Dataset items:

*-*-*

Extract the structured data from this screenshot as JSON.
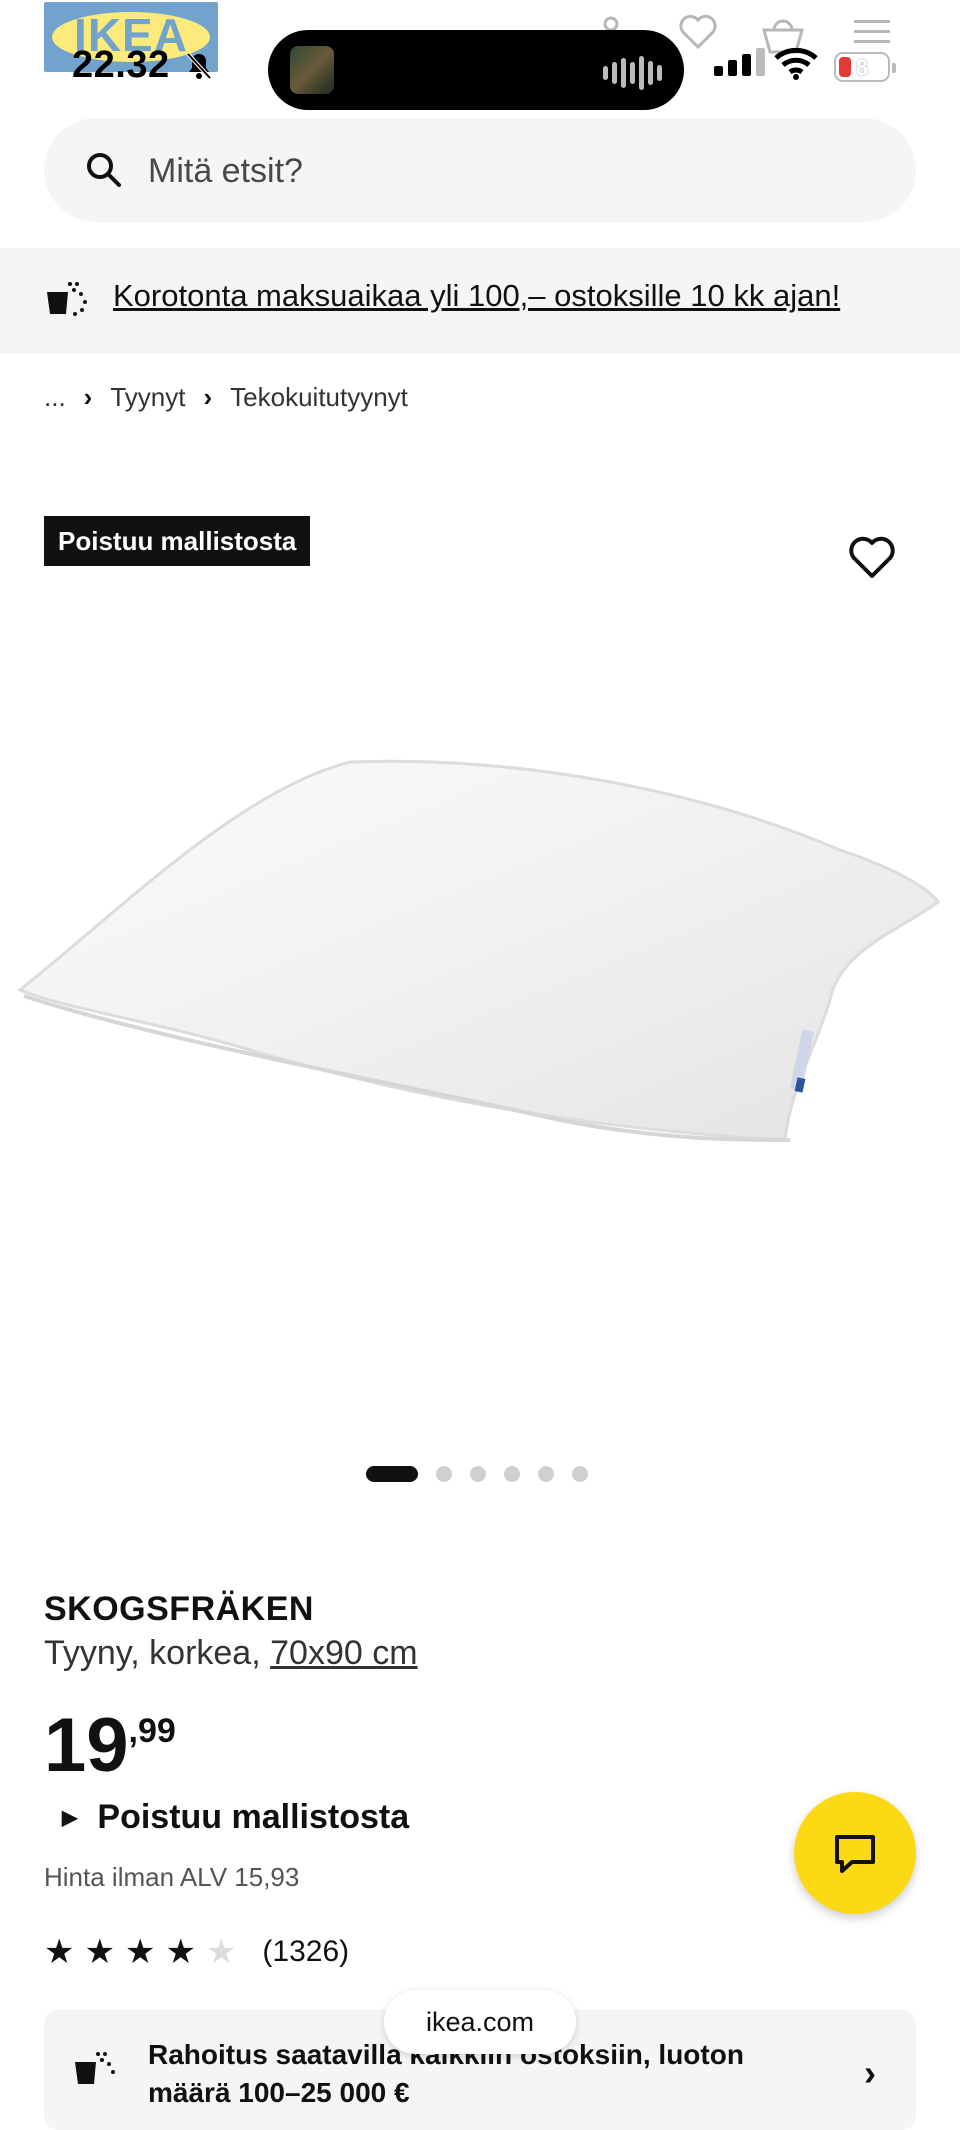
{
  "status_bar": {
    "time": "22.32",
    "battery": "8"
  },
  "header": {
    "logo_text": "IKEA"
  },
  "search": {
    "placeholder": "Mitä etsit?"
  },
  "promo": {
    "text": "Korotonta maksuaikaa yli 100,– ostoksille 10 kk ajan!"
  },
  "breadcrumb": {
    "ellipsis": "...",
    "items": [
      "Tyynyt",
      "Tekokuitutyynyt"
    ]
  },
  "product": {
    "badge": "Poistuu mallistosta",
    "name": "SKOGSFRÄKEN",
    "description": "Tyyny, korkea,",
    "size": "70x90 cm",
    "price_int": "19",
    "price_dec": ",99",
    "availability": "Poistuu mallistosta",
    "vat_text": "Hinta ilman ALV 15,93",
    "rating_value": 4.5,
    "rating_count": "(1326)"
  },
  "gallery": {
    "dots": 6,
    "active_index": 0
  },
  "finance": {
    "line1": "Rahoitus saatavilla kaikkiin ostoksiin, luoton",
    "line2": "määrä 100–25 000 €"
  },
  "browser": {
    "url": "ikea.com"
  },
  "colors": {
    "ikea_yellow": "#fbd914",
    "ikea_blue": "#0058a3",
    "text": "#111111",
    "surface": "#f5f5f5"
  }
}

*-*-*

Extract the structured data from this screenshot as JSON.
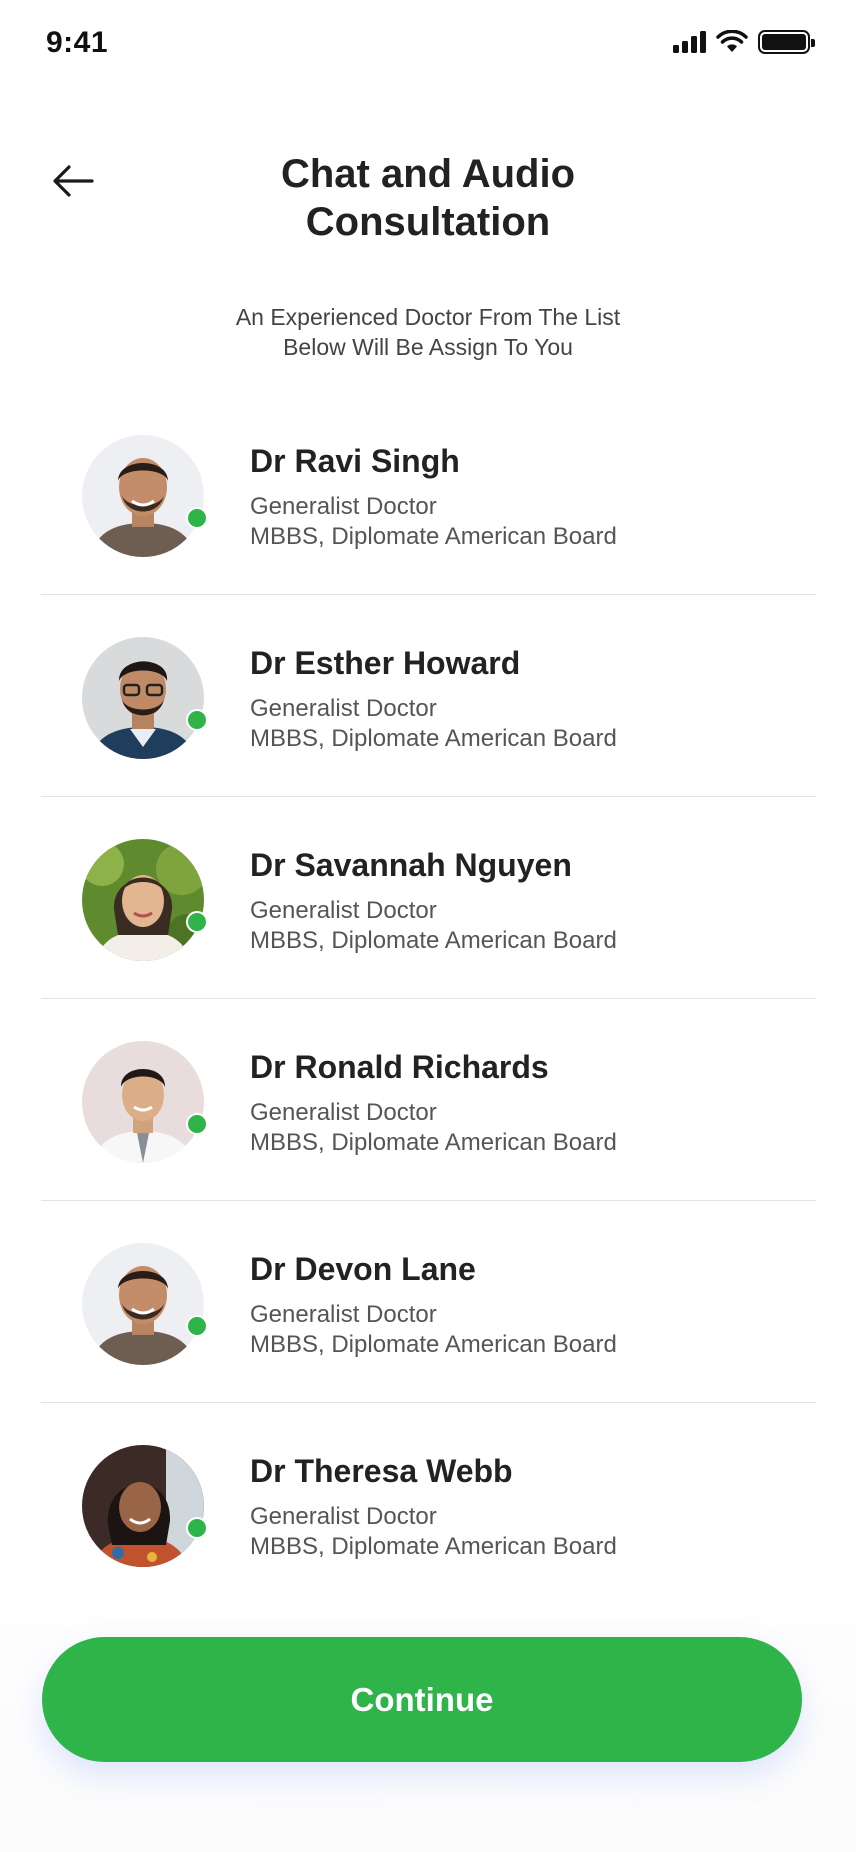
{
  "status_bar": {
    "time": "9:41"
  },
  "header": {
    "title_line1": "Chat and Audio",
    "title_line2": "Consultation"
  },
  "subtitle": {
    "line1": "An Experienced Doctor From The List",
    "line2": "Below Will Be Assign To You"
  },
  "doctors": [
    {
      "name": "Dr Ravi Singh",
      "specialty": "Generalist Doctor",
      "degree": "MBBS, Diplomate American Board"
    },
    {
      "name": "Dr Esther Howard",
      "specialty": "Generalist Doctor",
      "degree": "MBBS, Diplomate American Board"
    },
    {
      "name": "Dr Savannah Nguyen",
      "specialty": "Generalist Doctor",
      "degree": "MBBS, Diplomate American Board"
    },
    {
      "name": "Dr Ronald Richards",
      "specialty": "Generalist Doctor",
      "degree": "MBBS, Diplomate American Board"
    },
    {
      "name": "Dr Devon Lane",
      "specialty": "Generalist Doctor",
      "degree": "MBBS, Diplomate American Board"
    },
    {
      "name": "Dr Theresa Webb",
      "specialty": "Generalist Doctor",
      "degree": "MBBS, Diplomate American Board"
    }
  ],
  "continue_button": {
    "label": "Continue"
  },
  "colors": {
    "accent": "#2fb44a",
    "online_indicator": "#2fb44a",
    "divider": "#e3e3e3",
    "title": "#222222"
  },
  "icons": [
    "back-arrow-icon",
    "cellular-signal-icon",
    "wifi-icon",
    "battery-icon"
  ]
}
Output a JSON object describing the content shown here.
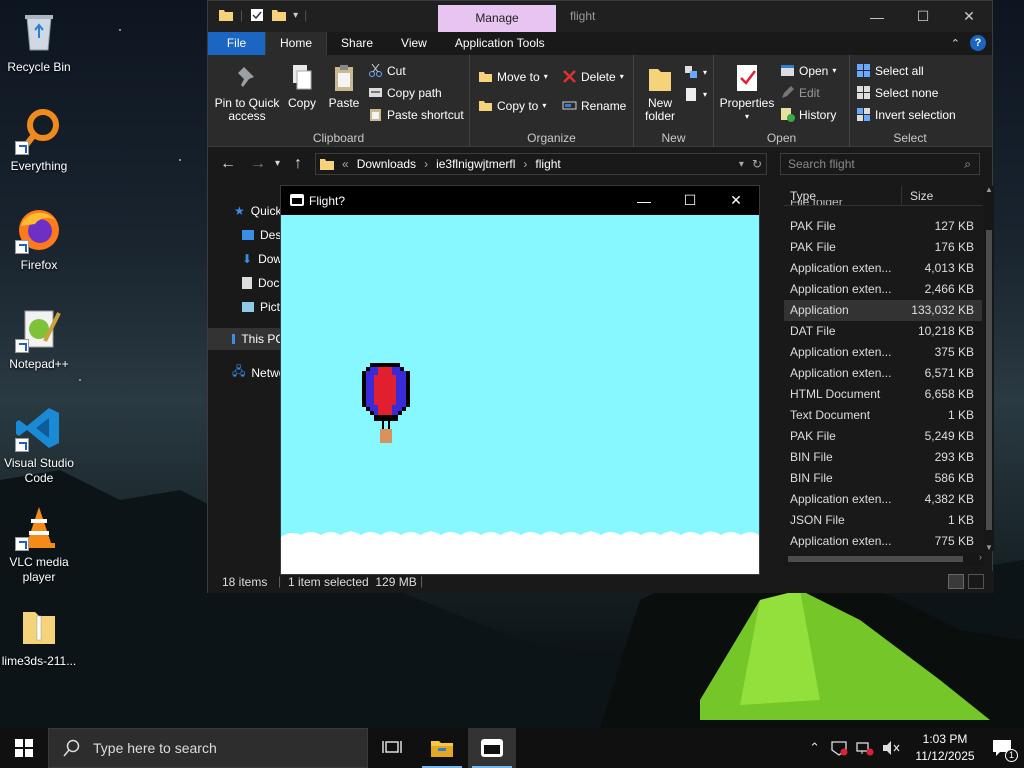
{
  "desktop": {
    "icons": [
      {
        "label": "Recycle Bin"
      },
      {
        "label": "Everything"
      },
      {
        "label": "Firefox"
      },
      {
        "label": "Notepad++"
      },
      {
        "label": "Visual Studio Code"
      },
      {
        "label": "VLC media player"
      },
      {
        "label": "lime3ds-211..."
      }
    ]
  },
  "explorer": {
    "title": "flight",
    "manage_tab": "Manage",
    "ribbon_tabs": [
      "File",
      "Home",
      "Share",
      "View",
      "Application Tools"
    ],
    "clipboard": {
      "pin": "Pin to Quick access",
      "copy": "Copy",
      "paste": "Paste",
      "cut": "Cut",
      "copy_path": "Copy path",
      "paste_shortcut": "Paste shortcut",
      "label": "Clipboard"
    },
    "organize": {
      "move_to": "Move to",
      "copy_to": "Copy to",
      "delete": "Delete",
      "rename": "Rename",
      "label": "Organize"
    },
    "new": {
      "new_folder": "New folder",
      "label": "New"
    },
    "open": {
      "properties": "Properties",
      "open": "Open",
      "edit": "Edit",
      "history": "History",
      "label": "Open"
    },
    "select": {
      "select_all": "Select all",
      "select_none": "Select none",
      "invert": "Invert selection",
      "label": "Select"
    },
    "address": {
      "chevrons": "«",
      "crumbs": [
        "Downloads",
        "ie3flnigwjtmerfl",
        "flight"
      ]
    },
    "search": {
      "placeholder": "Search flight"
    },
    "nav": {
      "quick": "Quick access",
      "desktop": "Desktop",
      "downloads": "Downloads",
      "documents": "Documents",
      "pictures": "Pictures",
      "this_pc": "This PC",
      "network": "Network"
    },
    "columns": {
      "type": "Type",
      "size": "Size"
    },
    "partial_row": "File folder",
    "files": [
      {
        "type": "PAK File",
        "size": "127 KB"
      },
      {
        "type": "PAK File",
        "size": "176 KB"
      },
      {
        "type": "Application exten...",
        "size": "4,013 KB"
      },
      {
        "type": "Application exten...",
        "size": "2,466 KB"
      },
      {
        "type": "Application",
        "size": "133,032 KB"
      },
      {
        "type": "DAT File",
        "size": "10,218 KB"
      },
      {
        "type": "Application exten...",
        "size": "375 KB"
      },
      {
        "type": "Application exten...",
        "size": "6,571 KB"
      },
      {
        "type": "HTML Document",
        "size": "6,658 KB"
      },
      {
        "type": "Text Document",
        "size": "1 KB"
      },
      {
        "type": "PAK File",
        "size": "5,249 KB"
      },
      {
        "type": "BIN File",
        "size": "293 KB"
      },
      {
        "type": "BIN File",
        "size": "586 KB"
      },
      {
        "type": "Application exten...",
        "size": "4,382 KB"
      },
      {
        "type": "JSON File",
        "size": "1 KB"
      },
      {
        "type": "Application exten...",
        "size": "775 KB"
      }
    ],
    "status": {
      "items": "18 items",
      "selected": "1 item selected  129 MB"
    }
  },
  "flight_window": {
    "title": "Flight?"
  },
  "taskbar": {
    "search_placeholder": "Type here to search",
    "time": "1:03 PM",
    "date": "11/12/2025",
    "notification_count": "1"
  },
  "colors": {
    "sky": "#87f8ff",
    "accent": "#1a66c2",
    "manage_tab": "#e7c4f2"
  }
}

*-*-*

[CHALLENGE]:
Return each line where "Poistuu" shows up.

[CORRECT RESPONSE]:
    "badge": "Poistuu mallistosta",
    "availability": "Poistuu mallistosta",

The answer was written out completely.